▶ _Task instructions_:
Go through the material and write it all out exactly, minus the pictures.

(Rows from a figure dataset)
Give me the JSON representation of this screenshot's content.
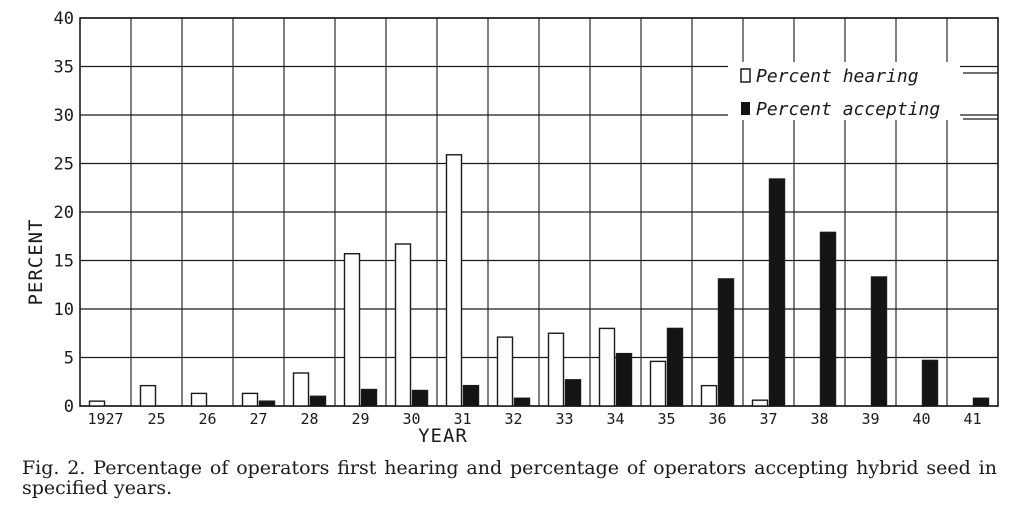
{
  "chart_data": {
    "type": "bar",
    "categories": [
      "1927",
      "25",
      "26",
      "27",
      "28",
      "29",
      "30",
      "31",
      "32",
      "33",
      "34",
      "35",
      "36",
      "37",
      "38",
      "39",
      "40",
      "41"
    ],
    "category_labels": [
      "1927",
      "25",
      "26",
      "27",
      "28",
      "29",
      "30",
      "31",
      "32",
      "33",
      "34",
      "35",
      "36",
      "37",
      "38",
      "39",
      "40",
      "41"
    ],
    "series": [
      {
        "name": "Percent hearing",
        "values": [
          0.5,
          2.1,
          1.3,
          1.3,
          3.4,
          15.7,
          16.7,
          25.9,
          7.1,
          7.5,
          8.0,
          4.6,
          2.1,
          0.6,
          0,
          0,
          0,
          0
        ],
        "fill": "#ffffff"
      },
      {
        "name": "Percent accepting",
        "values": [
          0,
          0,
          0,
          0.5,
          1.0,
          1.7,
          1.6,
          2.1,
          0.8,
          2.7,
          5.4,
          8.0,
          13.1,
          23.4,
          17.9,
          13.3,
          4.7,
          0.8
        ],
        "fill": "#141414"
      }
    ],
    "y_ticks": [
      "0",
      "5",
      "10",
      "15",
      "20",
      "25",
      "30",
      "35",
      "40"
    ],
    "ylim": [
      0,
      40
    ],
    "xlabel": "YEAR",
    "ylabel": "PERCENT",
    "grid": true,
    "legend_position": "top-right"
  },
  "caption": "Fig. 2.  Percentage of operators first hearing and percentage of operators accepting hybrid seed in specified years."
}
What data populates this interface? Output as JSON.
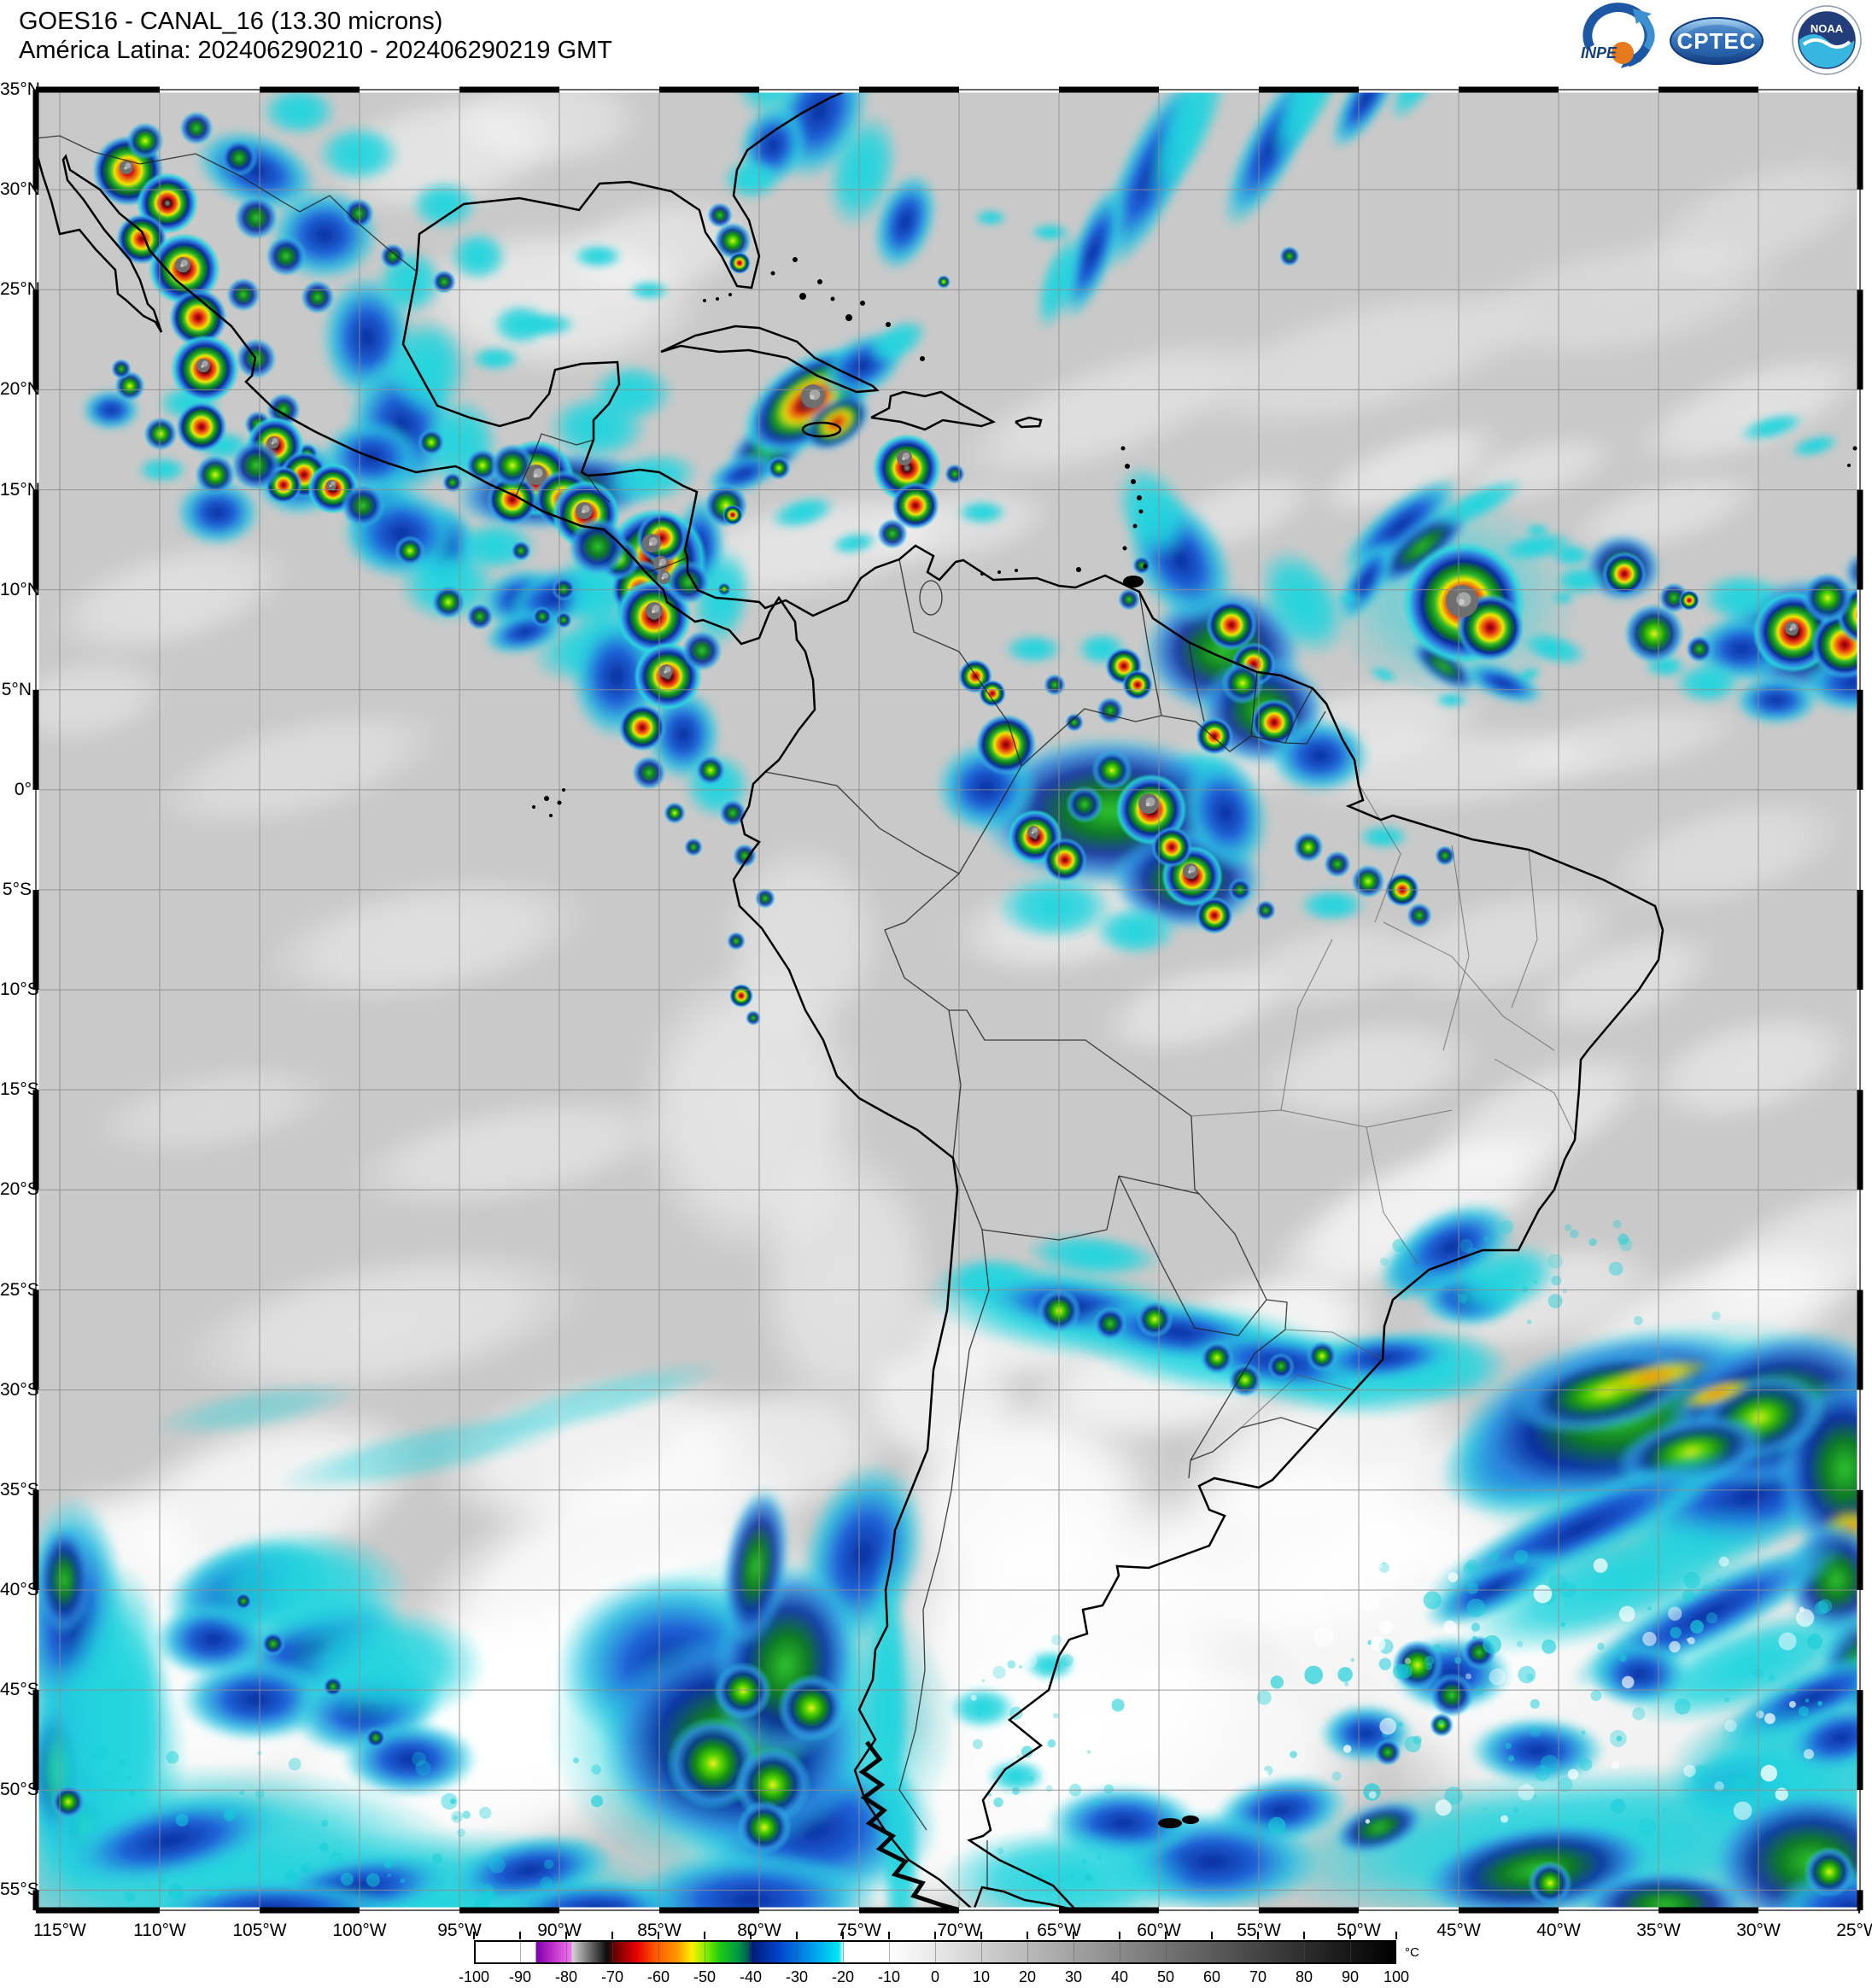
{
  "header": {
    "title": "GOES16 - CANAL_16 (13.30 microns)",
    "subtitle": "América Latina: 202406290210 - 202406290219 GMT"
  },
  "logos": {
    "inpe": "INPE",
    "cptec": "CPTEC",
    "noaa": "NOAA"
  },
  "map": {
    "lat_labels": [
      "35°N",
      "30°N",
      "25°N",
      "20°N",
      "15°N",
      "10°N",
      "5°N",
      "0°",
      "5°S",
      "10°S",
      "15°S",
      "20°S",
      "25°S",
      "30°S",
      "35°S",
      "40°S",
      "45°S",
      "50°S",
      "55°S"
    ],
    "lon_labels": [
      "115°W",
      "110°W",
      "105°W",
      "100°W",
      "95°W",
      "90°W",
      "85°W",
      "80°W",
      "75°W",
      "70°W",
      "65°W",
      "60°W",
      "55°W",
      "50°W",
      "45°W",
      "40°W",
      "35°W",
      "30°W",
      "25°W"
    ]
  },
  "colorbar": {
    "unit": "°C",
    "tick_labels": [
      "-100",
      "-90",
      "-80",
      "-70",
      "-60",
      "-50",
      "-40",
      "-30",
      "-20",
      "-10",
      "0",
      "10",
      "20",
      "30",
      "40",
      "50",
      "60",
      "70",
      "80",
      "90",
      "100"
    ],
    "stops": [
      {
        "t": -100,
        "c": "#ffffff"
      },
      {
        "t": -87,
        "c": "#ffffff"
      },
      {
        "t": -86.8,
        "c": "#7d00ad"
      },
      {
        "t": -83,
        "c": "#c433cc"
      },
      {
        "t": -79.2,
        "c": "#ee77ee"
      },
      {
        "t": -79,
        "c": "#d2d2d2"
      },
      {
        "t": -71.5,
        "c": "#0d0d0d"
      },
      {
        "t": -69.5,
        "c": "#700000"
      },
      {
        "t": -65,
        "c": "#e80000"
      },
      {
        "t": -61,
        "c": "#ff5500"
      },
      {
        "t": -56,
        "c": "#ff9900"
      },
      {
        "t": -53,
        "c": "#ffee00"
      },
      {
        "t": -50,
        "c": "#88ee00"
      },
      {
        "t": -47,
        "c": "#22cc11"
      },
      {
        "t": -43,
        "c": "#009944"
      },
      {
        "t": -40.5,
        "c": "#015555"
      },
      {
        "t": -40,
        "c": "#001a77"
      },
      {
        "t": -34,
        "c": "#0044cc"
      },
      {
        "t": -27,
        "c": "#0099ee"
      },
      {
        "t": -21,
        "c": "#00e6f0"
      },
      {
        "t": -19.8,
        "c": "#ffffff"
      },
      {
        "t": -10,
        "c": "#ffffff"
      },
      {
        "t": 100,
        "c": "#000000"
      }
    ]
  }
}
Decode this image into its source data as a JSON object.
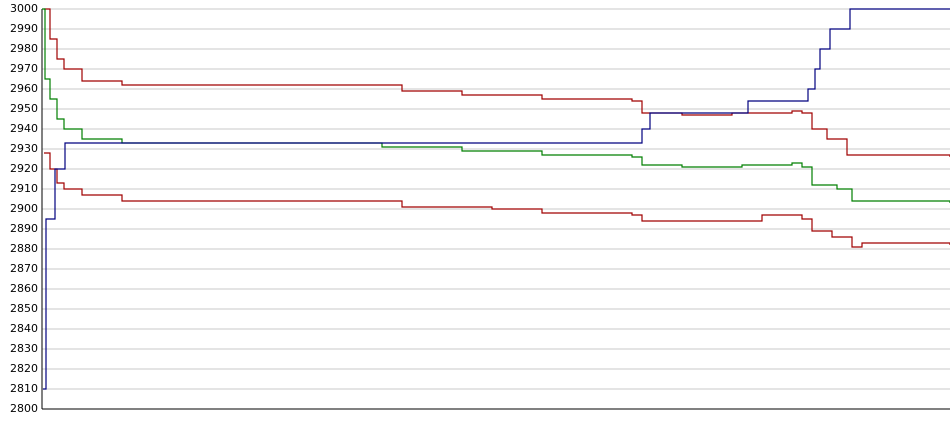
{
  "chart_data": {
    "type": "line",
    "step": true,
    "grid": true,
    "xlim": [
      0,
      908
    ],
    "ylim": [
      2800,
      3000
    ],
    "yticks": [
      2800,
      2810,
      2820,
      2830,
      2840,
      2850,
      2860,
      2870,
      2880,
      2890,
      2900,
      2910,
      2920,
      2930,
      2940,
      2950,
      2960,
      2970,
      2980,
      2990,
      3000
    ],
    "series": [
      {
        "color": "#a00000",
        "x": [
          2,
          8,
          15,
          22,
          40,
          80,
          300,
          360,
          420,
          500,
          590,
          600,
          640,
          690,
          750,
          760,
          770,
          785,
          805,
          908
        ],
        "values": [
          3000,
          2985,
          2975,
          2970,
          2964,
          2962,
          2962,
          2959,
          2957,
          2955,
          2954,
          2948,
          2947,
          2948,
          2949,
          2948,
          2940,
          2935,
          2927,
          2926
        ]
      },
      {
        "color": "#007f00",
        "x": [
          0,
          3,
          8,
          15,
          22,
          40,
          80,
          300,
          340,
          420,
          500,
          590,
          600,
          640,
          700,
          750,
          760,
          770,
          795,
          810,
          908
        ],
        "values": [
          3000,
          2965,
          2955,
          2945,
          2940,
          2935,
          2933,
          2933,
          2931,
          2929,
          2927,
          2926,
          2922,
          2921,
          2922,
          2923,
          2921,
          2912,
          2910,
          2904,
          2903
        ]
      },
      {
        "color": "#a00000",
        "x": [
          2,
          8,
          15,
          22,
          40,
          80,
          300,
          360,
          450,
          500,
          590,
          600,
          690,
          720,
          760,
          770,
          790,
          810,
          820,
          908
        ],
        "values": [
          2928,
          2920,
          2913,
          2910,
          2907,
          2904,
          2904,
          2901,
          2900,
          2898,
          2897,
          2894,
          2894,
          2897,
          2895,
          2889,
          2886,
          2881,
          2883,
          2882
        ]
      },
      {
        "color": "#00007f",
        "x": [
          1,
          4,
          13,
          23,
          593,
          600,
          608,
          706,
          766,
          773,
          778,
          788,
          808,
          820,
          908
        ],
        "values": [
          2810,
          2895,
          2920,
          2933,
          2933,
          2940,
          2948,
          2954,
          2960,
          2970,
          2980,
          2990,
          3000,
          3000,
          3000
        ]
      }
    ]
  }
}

▶ _Problem solution_:
Give me the JSON representation of this screenshot's content.
{
  "chart_data": {
    "type": "bar",
    "categories": [
      "1927",
      "25",
      "26",
      "27",
      "28",
      "29",
      "30",
      "31",
      "32",
      "33",
      "34",
      "35",
      "36",
      "37",
      "38",
      "39",
      "40",
      "41"
    ],
    "category_labels": [
      "1927",
      "25",
      "26",
      "27",
      "28",
      "29",
      "30",
      "31",
      "32",
      "33",
      "34",
      "35",
      "36",
      "37",
      "38",
      "39",
      "40",
      "41"
    ],
    "series": [
      {
        "name": "Percent hearing",
        "values": [
          0.5,
          2.1,
          1.3,
          1.3,
          3.4,
          15.7,
          16.7,
          25.9,
          7.1,
          7.5,
          8.0,
          4.6,
          2.1,
          0.6,
          0,
          0,
          0,
          0
        ],
        "fill": "#ffffff"
      },
      {
        "name": "Percent accepting",
        "values": [
          0,
          0,
          0,
          0.5,
          1.0,
          1.7,
          1.6,
          2.1,
          0.8,
          2.7,
          5.4,
          8.0,
          13.1,
          23.4,
          17.9,
          13.3,
          4.7,
          0.8
        ],
        "fill": "#141414"
      }
    ],
    "y_ticks": [
      "0",
      "5",
      "10",
      "15",
      "20",
      "25",
      "30",
      "35",
      "40"
    ],
    "ylim": [
      0,
      40
    ],
    "xlabel": "YEAR",
    "ylabel": "PERCENT",
    "grid": true,
    "legend_position": "top-right"
  },
  "caption": "Fig. 2.  Percentage of operators first hearing and percentage of operators accepting hybrid seed in specified years."
}
What data populates this interface? Output as JSON.
{
  "header": {
    "title": "GOES16 - CANAL_16 (13.30 microns)",
    "subtitle": "América Latina: 202406290210 - 202406290219 GMT"
  },
  "logos": {
    "inpe": "INPE",
    "cptec": "CPTEC",
    "noaa": "NOAA"
  },
  "map": {
    "lat_labels": [
      "35°N",
      "30°N",
      "25°N",
      "20°N",
      "15°N",
      "10°N",
      "5°N",
      "0°",
      "5°S",
      "10°S",
      "15°S",
      "20°S",
      "25°S",
      "30°S",
      "35°S",
      "40°S",
      "45°S",
      "50°S",
      "55°S"
    ],
    "lon_labels": [
      "115°W",
      "110°W",
      "105°W",
      "100°W",
      "95°W",
      "90°W",
      "85°W",
      "80°W",
      "75°W",
      "70°W",
      "65°W",
      "60°W",
      "55°W",
      "50°W",
      "45°W",
      "40°W",
      "35°W",
      "30°W",
      "25°W"
    ]
  },
  "colorbar": {
    "unit": "°C",
    "tick_labels": [
      "-100",
      "-90",
      "-80",
      "-70",
      "-60",
      "-50",
      "-40",
      "-30",
      "-20",
      "-10",
      "0",
      "10",
      "20",
      "30",
      "40",
      "50",
      "60",
      "70",
      "80",
      "90",
      "100"
    ],
    "stops": [
      {
        "t": -100,
        "c": "#ffffff"
      },
      {
        "t": -87,
        "c": "#ffffff"
      },
      {
        "t": -86.8,
        "c": "#7d00ad"
      },
      {
        "t": -83,
        "c": "#c433cc"
      },
      {
        "t": -79.2,
        "c": "#ee77ee"
      },
      {
        "t": -79,
        "c": "#d2d2d2"
      },
      {
        "t": -71.5,
        "c": "#0d0d0d"
      },
      {
        "t": -69.5,
        "c": "#700000"
      },
      {
        "t": -65,
        "c": "#e80000"
      },
      {
        "t": -61,
        "c": "#ff5500"
      },
      {
        "t": -56,
        "c": "#ff9900"
      },
      {
        "t": -53,
        "c": "#ffee00"
      },
      {
        "t": -50,
        "c": "#88ee00"
      },
      {
        "t": -47,
        "c": "#22cc11"
      },
      {
        "t": -43,
        "c": "#009944"
      },
      {
        "t": -40.5,
        "c": "#015555"
      },
      {
        "t": -40,
        "c": "#001a77"
      },
      {
        "t": -34,
        "c": "#0044cc"
      },
      {
        "t": -27,
        "c": "#0099ee"
      },
      {
        "t": -21,
        "c": "#00e6f0"
      },
      {
        "t": -19.8,
        "c": "#ffffff"
      },
      {
        "t": -10,
        "c": "#ffffff"
      },
      {
        "t": 100,
        "c": "#000000"
      }
    ]
  }
}
Decode this image into its source data as a JSON object.
{
  "chart_data": {
    "type": "line",
    "step": true,
    "grid": true,
    "xlim": [
      0,
      908
    ],
    "ylim": [
      2800,
      3000
    ],
    "yticks": [
      2800,
      2810,
      2820,
      2830,
      2840,
      2850,
      2860,
      2870,
      2880,
      2890,
      2900,
      2910,
      2920,
      2930,
      2940,
      2950,
      2960,
      2970,
      2980,
      2990,
      3000
    ],
    "series": [
      {
        "color": "#a00000",
        "x": [
          2,
          8,
          15,
          22,
          40,
          80,
          300,
          360,
          420,
          500,
          590,
          600,
          640,
          690,
          750,
          760,
          770,
          785,
          805,
          908
        ],
        "values": [
          3000,
          2985,
          2975,
          2970,
          2964,
          2962,
          2962,
          2959,
          2957,
          2955,
          2954,
          2948,
          2947,
          2948,
          2949,
          2948,
          2940,
          2935,
          2927,
          2926
        ]
      },
      {
        "color": "#007f00",
        "x": [
          0,
          3,
          8,
          15,
          22,
          40,
          80,
          300,
          340,
          420,
          500,
          590,
          600,
          640,
          700,
          750,
          760,
          770,
          795,
          810,
          908
        ],
        "values": [
          3000,
          2965,
          2955,
          2945,
          2940,
          2935,
          2933,
          2933,
          2931,
          2929,
          2927,
          2926,
          2922,
          2921,
          2922,
          2923,
          2921,
          2912,
          2910,
          2904,
          2903
        ]
      },
      {
        "color": "#a00000",
        "x": [
          2,
          8,
          15,
          22,
          40,
          80,
          300,
          360,
          450,
          500,
          590,
          600,
          690,
          720,
          760,
          770,
          790,
          810,
          820,
          908
        ],
        "values": [
          2928,
          2920,
          2913,
          2910,
          2907,
          2904,
          2904,
          2901,
          2900,
          2898,
          2897,
          2894,
          2894,
          2897,
          2895,
          2889,
          2886,
          2881,
          2883,
          2882
        ]
      },
      {
        "color": "#00007f",
        "x": [
          1,
          4,
          13,
          23,
          593,
          600,
          608,
          706,
          766,
          773,
          778,
          788,
          808,
          820,
          908
        ],
        "values": [
          2810,
          2895,
          2920,
          2933,
          2933,
          2940,
          2948,
          2954,
          2960,
          2970,
          2980,
          2990,
          3000,
          3000,
          3000
        ]
      }
    ]
  }
}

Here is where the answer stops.